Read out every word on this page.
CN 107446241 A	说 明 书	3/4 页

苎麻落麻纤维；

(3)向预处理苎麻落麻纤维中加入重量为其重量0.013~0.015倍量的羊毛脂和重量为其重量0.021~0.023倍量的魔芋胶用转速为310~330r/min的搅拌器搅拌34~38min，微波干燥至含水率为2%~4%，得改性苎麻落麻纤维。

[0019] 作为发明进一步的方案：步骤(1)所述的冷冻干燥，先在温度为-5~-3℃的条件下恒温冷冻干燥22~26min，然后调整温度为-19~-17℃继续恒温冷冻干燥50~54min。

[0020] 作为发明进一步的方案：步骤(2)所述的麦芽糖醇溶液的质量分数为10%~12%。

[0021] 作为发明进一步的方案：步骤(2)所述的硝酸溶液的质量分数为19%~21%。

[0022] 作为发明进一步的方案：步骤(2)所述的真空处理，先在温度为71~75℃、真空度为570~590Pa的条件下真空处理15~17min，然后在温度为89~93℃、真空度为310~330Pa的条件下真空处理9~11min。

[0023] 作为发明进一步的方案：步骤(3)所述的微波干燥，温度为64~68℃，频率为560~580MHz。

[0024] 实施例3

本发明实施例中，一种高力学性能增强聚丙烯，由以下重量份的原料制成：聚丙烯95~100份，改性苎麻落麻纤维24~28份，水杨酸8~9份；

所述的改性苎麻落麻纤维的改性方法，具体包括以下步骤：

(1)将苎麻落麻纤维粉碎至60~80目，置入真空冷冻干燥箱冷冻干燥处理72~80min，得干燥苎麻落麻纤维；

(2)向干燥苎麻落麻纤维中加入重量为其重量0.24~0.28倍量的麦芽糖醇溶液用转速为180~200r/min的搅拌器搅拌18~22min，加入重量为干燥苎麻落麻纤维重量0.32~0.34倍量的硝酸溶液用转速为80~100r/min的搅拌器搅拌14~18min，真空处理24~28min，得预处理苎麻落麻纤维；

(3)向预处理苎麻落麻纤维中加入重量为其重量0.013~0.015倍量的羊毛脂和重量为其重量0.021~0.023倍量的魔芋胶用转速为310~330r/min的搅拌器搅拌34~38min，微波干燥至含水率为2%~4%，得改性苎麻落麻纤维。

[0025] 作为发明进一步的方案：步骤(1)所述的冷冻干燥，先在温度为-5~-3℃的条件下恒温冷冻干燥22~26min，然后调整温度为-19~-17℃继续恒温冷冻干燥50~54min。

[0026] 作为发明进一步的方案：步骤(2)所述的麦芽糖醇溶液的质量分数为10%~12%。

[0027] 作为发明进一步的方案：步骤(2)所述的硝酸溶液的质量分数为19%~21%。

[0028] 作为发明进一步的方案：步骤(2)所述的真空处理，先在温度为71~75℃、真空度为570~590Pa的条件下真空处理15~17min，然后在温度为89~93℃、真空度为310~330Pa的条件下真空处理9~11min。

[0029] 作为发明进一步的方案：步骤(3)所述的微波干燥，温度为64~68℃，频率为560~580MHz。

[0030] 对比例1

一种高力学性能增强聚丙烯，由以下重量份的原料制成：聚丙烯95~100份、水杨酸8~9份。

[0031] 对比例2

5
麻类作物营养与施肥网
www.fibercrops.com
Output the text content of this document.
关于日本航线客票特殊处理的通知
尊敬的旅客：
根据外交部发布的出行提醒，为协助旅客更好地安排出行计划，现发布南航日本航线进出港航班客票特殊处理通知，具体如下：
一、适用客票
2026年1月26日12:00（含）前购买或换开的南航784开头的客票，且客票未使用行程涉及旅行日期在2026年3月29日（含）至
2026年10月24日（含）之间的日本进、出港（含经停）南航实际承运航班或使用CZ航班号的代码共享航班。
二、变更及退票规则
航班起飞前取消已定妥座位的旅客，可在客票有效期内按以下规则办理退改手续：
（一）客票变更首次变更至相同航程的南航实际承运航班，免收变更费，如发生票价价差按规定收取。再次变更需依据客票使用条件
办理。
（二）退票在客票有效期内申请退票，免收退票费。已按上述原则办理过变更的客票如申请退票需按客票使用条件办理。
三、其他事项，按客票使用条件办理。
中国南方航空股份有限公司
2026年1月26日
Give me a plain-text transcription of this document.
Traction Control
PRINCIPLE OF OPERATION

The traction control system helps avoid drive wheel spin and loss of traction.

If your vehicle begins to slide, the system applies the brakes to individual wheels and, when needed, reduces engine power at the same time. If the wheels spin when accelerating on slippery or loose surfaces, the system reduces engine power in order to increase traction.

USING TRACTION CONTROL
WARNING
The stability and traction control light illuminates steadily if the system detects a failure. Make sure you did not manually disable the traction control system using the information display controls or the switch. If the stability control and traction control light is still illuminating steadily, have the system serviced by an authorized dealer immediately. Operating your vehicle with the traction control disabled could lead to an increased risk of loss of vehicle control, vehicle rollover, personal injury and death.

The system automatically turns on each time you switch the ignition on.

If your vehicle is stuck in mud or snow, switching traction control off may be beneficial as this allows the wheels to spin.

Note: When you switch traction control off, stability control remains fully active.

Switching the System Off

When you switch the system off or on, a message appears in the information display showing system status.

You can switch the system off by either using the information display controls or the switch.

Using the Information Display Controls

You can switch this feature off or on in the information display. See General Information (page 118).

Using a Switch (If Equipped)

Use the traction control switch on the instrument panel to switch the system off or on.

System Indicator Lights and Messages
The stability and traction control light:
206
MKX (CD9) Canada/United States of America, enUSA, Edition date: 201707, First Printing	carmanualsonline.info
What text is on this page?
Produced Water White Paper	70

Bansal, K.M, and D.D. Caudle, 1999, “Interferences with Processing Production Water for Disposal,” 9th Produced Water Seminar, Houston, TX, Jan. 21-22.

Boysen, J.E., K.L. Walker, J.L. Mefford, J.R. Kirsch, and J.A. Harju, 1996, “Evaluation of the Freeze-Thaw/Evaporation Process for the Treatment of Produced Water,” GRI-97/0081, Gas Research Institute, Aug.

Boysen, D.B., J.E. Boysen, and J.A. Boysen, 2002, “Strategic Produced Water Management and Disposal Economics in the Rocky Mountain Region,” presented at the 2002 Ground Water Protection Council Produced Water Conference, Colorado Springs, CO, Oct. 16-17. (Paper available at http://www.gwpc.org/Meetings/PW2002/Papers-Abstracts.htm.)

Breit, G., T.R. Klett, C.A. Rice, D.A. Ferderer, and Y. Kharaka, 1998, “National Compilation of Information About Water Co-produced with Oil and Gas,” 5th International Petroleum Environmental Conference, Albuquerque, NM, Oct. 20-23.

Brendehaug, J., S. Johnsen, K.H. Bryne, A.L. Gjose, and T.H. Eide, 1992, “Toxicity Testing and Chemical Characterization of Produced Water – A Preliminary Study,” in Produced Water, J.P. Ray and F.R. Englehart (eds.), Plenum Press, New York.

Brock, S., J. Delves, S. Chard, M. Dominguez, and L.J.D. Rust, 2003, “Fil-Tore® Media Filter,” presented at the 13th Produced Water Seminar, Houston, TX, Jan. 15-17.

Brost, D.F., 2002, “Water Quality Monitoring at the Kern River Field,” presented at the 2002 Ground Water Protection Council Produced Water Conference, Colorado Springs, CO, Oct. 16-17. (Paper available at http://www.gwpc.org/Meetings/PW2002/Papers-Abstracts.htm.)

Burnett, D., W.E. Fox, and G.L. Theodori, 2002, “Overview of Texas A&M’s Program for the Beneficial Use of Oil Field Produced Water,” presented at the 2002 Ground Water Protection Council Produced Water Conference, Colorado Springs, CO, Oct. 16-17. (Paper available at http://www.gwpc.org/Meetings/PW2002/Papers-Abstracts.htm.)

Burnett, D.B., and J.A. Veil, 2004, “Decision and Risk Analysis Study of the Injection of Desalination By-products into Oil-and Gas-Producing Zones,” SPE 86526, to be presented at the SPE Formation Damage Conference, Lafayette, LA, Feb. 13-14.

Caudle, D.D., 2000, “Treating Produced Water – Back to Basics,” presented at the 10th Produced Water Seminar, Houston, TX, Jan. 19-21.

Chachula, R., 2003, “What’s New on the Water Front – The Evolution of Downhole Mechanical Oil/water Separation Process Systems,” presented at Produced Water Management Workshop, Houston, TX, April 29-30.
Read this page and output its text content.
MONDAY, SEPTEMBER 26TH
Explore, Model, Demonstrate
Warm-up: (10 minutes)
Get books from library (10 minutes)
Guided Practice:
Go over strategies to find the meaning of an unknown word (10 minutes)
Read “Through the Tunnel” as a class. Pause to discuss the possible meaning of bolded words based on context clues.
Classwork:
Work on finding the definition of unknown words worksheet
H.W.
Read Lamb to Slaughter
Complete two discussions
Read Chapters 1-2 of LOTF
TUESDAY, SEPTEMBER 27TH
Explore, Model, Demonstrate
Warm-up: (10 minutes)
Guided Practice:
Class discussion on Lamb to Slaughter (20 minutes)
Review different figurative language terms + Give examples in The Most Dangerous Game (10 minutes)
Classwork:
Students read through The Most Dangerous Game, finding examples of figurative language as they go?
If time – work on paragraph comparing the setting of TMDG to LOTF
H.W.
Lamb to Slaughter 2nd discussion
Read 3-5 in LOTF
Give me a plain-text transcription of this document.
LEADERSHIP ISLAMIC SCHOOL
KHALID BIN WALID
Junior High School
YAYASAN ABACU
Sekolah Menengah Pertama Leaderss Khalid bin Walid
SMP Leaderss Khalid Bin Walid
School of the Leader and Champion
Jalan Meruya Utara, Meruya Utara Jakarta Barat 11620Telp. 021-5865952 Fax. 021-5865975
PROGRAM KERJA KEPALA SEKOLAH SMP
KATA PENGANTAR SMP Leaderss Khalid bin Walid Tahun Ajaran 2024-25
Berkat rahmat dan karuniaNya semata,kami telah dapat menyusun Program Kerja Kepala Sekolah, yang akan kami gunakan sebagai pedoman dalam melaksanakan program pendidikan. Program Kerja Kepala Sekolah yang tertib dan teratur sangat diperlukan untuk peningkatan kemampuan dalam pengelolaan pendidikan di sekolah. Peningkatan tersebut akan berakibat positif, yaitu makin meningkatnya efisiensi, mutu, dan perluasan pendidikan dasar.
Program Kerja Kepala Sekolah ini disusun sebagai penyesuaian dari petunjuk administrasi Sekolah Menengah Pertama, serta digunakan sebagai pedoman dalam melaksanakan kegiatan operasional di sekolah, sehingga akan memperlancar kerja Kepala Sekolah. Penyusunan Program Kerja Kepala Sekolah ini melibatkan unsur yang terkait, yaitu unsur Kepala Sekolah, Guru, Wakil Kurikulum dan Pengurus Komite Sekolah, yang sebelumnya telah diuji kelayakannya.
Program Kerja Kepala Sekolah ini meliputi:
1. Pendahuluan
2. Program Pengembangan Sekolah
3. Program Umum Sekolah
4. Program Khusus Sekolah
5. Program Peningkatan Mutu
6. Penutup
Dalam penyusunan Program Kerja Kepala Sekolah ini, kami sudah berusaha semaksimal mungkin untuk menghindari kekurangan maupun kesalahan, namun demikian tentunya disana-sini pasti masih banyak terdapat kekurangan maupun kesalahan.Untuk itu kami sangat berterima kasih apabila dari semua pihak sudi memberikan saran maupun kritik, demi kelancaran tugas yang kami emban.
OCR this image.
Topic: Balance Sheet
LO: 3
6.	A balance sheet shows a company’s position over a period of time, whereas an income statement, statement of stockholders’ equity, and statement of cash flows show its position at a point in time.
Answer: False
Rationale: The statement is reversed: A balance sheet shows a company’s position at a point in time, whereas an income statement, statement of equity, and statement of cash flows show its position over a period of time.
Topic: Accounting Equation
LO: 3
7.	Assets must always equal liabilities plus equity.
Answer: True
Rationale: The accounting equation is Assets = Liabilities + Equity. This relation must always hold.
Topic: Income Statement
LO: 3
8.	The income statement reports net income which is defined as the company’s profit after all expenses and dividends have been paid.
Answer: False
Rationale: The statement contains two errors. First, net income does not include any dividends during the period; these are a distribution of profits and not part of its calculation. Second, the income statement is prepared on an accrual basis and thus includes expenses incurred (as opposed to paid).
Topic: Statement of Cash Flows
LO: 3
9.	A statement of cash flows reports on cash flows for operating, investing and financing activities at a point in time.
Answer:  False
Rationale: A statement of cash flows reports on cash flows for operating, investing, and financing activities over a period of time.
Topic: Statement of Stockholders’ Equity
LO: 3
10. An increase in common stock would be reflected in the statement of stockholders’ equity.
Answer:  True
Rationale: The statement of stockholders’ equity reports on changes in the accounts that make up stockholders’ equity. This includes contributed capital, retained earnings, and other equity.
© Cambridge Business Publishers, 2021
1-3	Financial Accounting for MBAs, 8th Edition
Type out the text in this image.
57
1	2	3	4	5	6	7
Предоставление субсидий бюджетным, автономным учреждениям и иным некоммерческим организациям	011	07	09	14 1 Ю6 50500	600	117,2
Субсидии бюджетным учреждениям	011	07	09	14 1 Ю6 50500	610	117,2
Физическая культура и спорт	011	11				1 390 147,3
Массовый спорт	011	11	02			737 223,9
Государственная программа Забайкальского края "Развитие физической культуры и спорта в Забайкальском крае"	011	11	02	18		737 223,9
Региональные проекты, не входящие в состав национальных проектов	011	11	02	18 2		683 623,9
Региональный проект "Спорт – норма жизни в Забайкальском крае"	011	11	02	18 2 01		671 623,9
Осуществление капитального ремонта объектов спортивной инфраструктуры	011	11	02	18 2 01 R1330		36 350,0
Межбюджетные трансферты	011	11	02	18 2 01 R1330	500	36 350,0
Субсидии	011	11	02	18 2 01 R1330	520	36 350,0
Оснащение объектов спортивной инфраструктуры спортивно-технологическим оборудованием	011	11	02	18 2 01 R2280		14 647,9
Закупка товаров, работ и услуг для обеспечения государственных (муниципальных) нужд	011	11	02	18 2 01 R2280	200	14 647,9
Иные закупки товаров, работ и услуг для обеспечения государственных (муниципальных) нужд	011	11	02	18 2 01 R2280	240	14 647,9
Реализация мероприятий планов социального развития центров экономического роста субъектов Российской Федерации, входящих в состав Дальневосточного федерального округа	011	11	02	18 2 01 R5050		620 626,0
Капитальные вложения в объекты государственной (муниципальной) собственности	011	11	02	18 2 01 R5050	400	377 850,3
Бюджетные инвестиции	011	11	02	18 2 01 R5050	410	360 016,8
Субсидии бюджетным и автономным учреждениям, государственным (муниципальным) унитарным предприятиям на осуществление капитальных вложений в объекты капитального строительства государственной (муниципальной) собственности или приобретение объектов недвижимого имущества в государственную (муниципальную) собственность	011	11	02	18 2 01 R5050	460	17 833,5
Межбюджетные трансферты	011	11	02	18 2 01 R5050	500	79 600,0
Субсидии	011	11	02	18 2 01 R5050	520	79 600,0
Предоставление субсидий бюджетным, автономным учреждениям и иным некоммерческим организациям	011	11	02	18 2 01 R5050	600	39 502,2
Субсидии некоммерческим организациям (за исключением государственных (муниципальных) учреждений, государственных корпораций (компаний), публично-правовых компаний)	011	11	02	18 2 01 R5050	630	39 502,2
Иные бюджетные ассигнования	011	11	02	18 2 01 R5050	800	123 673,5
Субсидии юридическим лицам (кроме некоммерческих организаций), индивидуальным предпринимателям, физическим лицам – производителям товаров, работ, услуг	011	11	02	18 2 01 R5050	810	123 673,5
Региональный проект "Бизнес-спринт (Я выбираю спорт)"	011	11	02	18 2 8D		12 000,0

───

Pull every line containing the word "minutes" out of the material.

OUTPUT OF THE EXERCISE ::
Warm-up: (10 minutes)
Get books from library (10 minutes)
Go over strategies to find the meaning of an unknown word (10 minutes)
Warm-up: (10 minutes)
Class discussion on Lamb to Slaughter (20 minutes)
Review different figurative language terms + Give examples in The Most Dangerous Game (10 minutes)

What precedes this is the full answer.